Transcribe word for word each line from the one containing "Extract all readable text from this page." to the final line of the data, both included. Skip the pictures.

--------------------

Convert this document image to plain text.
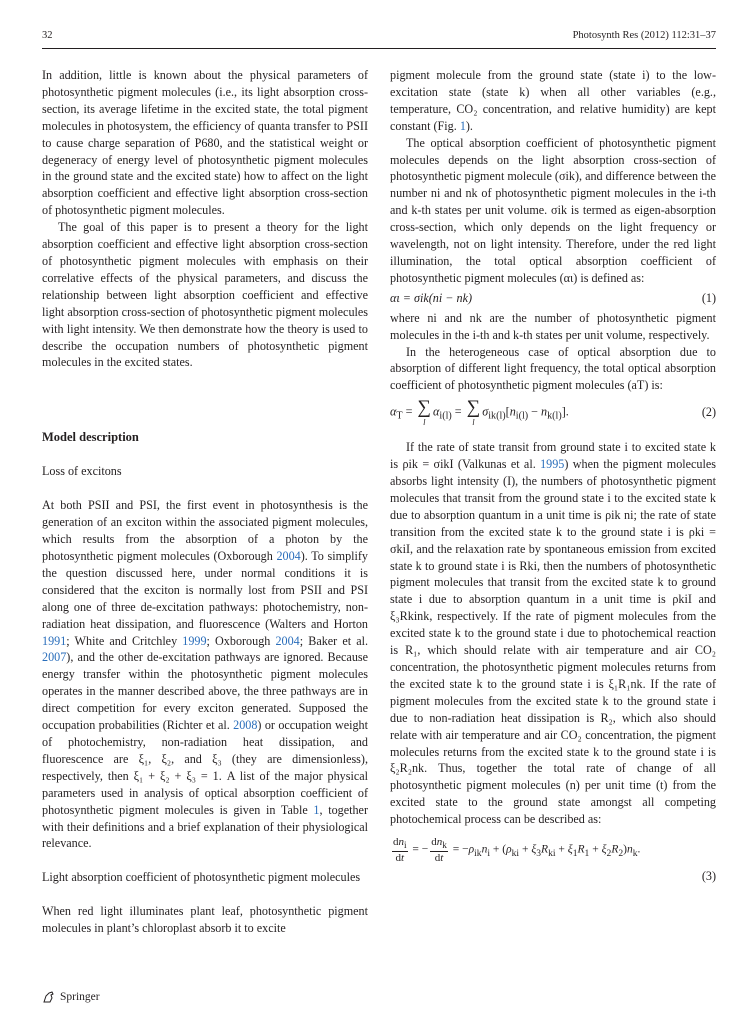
32	Photosynth Res (2012) 112:31–37

In addition, little is known about the physical parameters of photosynthetic pigment molecules (i.e., its light absorption cross-section, its average lifetime in the excited state, the total pigment molecules in photosystem, the efficiency of quanta transfer to PSII to cause charge separation of P680, and the statistical weight or degeneracy of energy level of photosynthetic pigment molecules in the ground state and the excited state) how to affect on the light absorption coefficient and effective light absorption cross-section of photosynthetic pigment molecules.

The goal of this paper is to present a theory for the light absorption coefficient and effective light absorption cross-section of photosynthetic pigment molecules with emphasis on their correlative effects of the physical parameters, and discuss the relationship between light absorption coefficient and effective light absorption cross-section of photosynthetic pigment molecules with light intensity. We then demonstrate how the theory is used to describe the occupation numbers of photosynthetic pigment molecules in the excited states.

Model description
Loss of excitons

At both PSII and PSI, the first event in photosynthesis is the generation of an exciton within the associated pigment molecules, which results from the absorption of a photon by the photosynthetic pigment molecules (Oxborough 2004). To simplify the question discussed here, under normal conditions it is considered that the exciton is normally lost from PSII and PSI along one of three de-excitation pathways: photochemistry, non-radiation heat dissipation, and fluorescence (Walters and Horton 1991; White and Critchley 1999; Oxborough 2004; Baker et al. 2007), and the other de-excitation pathways are ignored. Because energy transfer within the photosynthetic pigment molecules operates in the manner described above, the three pathways are in direct competition for every exciton generated. Supposed the occupation probabilities (Richter et al. 2008) or occupation weight of photochemistry, non-radiation heat dissipation, and fluorescence are ξ₁, ξ₂, and ξ₃ (they are dimensionless), respectively, then ξ₁ + ξ₂ + ξ₃ = 1. A list of the major physical parameters used in analysis of optical absorption coefficient of photosynthetic pigment molecules is given in Table 1, together with their definitions and a brief explanation of their physiological relevance.

Light absorption coefficient of photosynthetic pigment molecules

When red light illuminates plant leaf, photosynthetic pigment molecules in plant’s chloroplast absorb it to excite

pigment molecule from the ground state (state i) to the low-excitation state (state k) when all other variables (e.g., temperature, CO₂ concentration, and relative humidity) are kept constant (Fig. 1).

The optical absorption coefficient of photosynthetic pigment molecules depends on the light absorption cross-section of photosynthetic pigment molecule (σik), and difference between the number ni and nk of photosynthetic pigment molecules in the i-th and k-th states per unit volume. σik is termed as eigen-absorption cross-section, which only depends on the light frequency or wavelength, not on light intensity. Therefore, under the red light illumination, the total optical absorption coefficient of photosynthetic pigment molecules (αι) is defined as:

αι = σik(ni − nk)	(1)

where ni and nk are the number of photosynthetic pigment molecules in the i-th and k-th states per unit volume, respectively.

In the heterogeneous case of optical absorption due to absorption of different light frequency, the total optical absorption coefficient of photosynthetic pigment molecules (aT) is:

$\alpha_T$ = ∑
l
$\alpha_{i(l)}$ = ∑
l
$\sigma_{ik(l)}[n_{i(l)} - n_{k(l)}]$.	(2)

If the rate of state transit from ground state i to excited state k is ρik = σikI (Valkunas et al. 1995) when the pigment molecules absorbs light intensity (I), the numbers of photosynthetic pigment molecules that transit from the ground state i to the excited state k due to absorption quantum in a unit time is ρik ni; the rate of state transition from the excited state k to the ground state i is ρki = σkiI, and the relaxation rate by spontaneous emission from excited state k to ground state i is Rki, then the numbers of photosynthetic pigment molecules that transit from the excited state k to ground state i due to absorption quantum in a unit time is ρkiI and ξ₃Rkink, respectively. If the rate of pigment molecules from the excited state k to the ground state i due to photochemical reaction is R₁, which should relate with air temperature and air CO₂ concentration, the photosynthetic pigment molecules returns from the excited state k to the ground state i is ξ₁R₁nk. If the rate of pigment molecules from the excited state k to the ground state i due to non-radiation heat dissipation is R₂, which also should relate with air temperature and air CO₂ concentration, the pigment molecules returns from the excited state k to the ground state i is ξ₂R₂nk. Thus, together the total rate of change of all photosynthetic pigment molecules (n) per unit time (t) from the excited state to the ground state amongst all competing photochemical process can be described as:

$\frac{dn_i}{dt}$ = − $\frac{dn_k}{dt} = -\rho_{ik}n_i + (\rho_{ki} + \xi_3R_{ki} + \xi_1R_1 + \xi_2R_2)n_k$.
(3)
Springer
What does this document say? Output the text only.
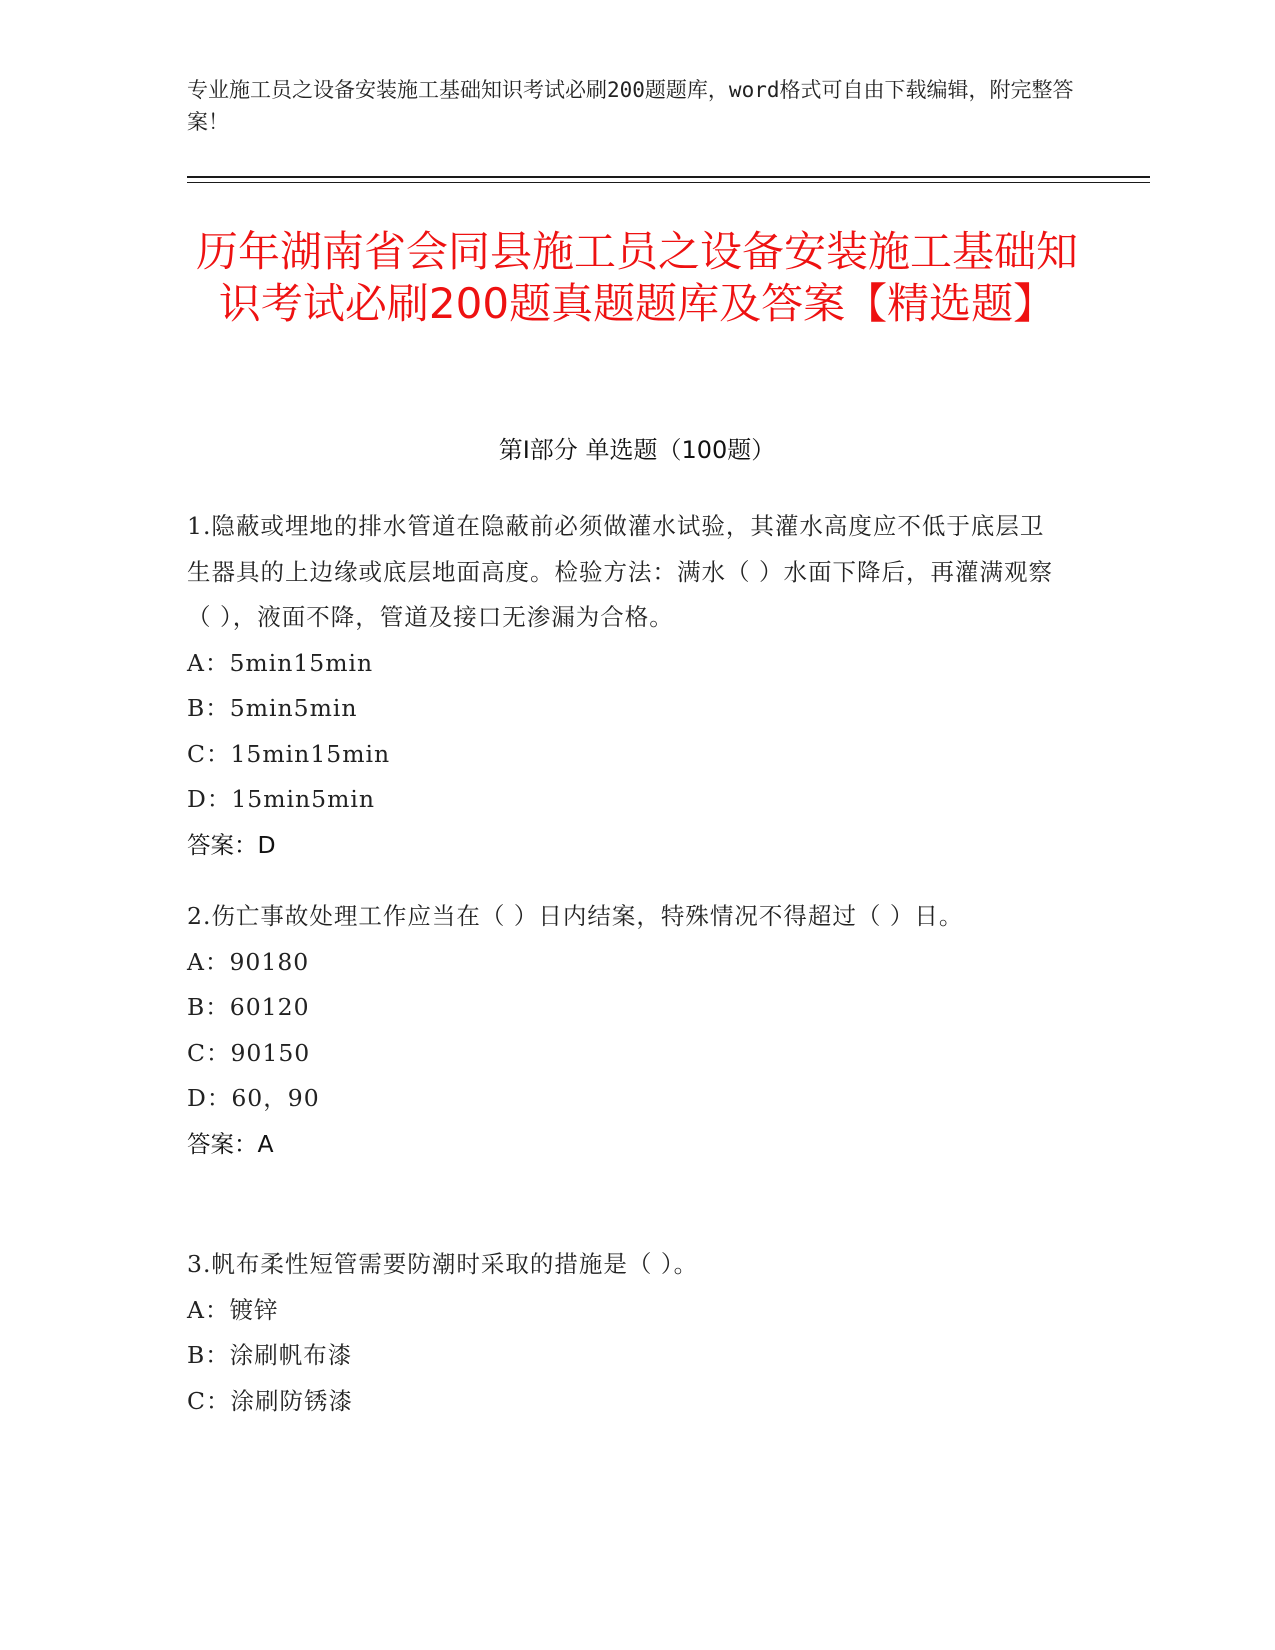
专业施工员之设备安装施工基础知识考试必刷200题题库，word格式可自由下载编辑，附完整答案！
历年湖南省会同县施工员之设备安装施工基础知识考试必刷200题真题题库及答案【精选题】
第I部分 单选题（100题）

1.隐蔽或埋地的排水管道在隐蔽前必须做灌水试验，其灌水高度应不低于底层卫生器具的上边缘或底层地面高度。检验方法：满水（ ）水面下降后，再灌满观察（ ），液面不降，管道及接口无渗漏为合格。

A：5min15min

B：5min5min

C：15min15min

D：15min5min

答案：D

2.伤亡事故处理工作应当在（ ）日内结案，特殊情况不得超过（ ）日。

A：90180

B：60120

C：90150

D：60，90

答案：A

3.帆布柔性短管需要防潮时采取的措施是（ ）。

A：镀锌

B：涂刷帆布漆

C：涂刷防锈漆
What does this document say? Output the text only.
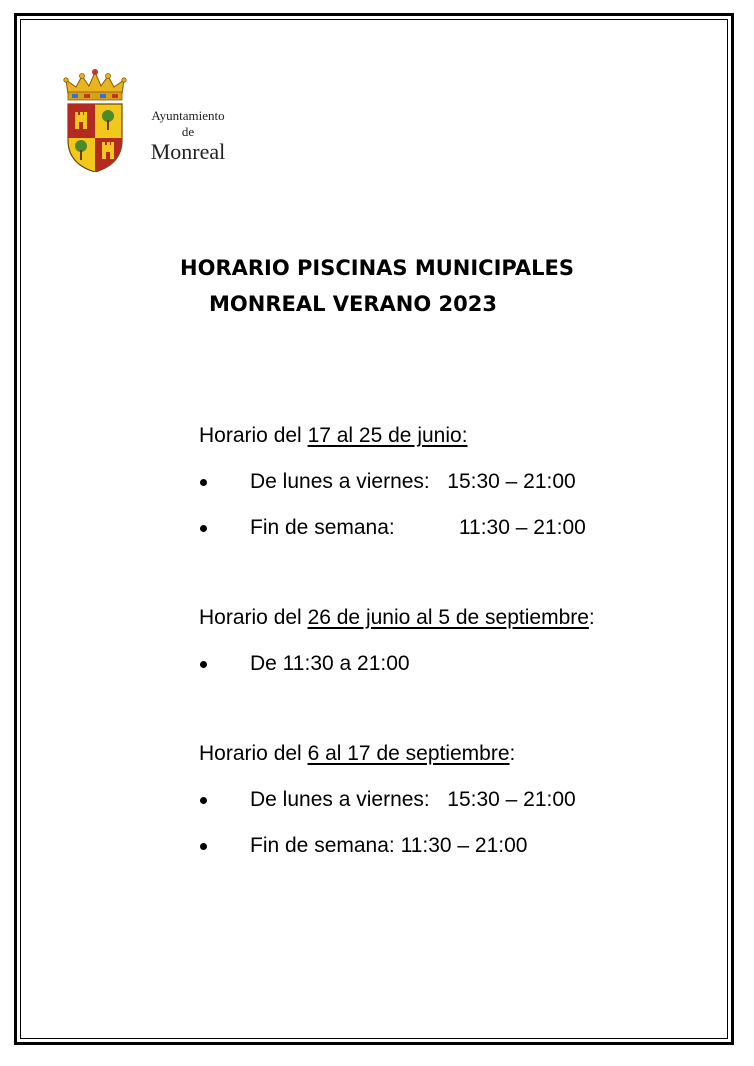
Ayuntamiento
de
Monreal
HORARIO PISCINAS MUNICIPALES
MONREAL VERANO 2023
Horario del 17 al 25 de junio:
De lunes a viernes:   15:30 – 21:00
Fin de semana:           11:30 – 21:00
Horario del 26 de junio al 5 de septiembre:
De 11:30 a 21:00
Horario del 6 al 17 de septiembre:
De lunes a viernes:   15:30 – 21:00
Fin de semana: 11:30 – 21:00
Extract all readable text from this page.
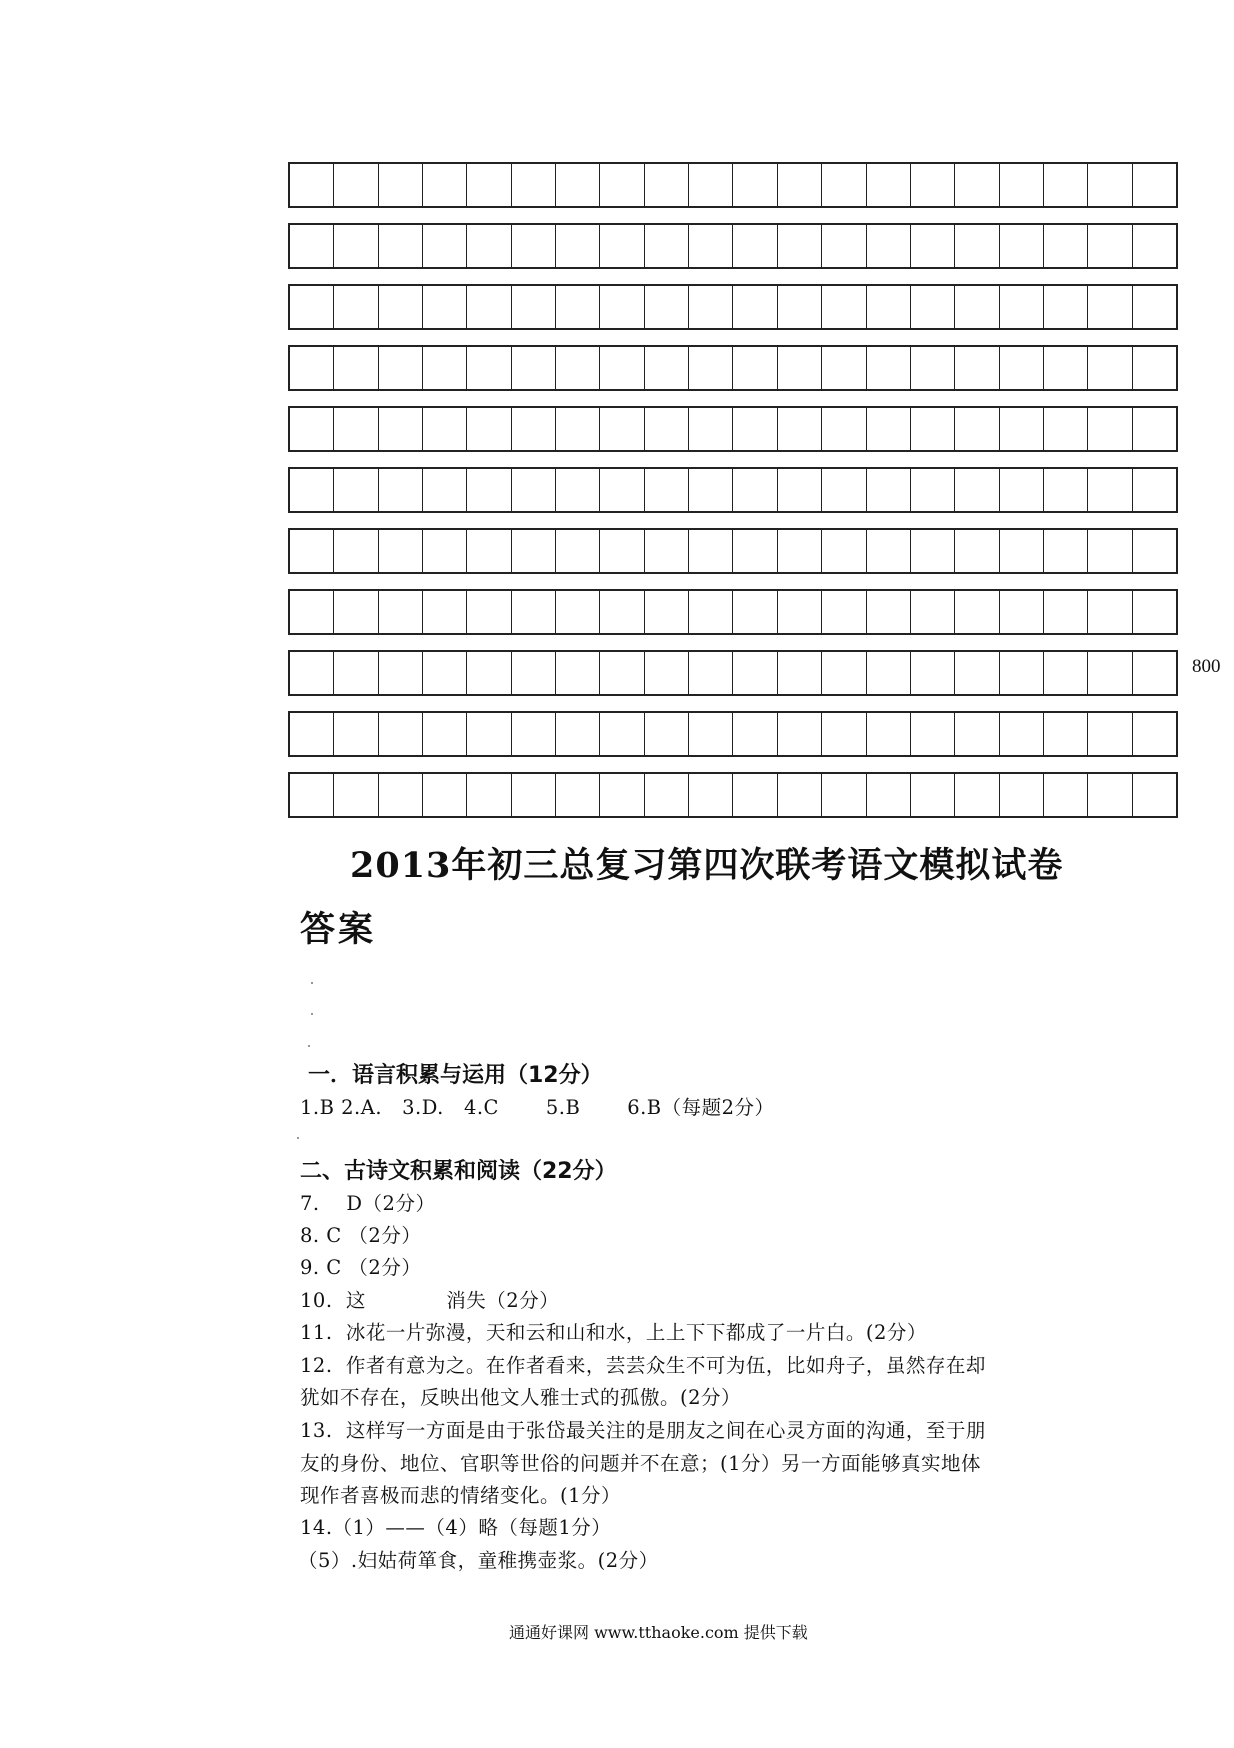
800
2013年初三总复习第四次联考语文模拟试卷
答案
一．语言积累与运用（12分）
1.B 2.A.   3.D.   4.C       5.B       6.B（每题2分）
二、古诗文积累和阅读（22分）
7.    D（2分）
8. C （2分）
9. C （2分）
10.  这            消失（2分）
11.  冰花一片弥漫，天和云和山和水，上上下下都成了一片白。(2分）
12.  作者有意为之。在作者看来，芸芸众生不可为伍，比如舟子，虽然存在却
犹如不存在，反映出他文人雅士式的孤傲。(2分）
13.  这样写一方面是由于张岱最关注的是朋友之间在心灵方面的沟通，至于朋
友的身份、地位、官职等世俗的问题并不在意；(1分）另一方面能够真实地体
现作者喜极而悲的情绪变化。(1分）
14.（1）——（4）略（每题1分）
（5）.妇姑荷箪食，童稚携壶浆。(2分）
通通好课网 www.tthaoke.com 提供下载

--------------------

Exercise response:
Extract all readable text from this page.
800
2013年初三总复习第四次联考语文模拟试卷
答案
一．语言积累与运用（12分）
1.B 2.A.   3.D.   4.C       5.B       6.B（每题2分）
二、古诗文积累和阅读（22分）
7.    D（2分）
8. C （2分）
9. C （2分）
10.  这            消失（2分）
11.  冰花一片弥漫，天和云和山和水，上上下下都成了一片白。(2分）
12.  作者有意为之。在作者看来，芸芸众生不可为伍，比如舟子，虽然存在却
犹如不存在，反映出他文人雅士式的孤傲。(2分）
13.  这样写一方面是由于张岱最关注的是朋友之间在心灵方面的沟通，至于朋
友的身份、地位、官职等世俗的问题并不在意；(1分）另一方面能够真实地体
现作者喜极而悲的情绪变化。(1分）
14.（1）——（4）略（每题1分）
（5）.妇姑荷箪食，童稚携壶浆。(2分）
通通好课网 www.tthaoke.com 提供下载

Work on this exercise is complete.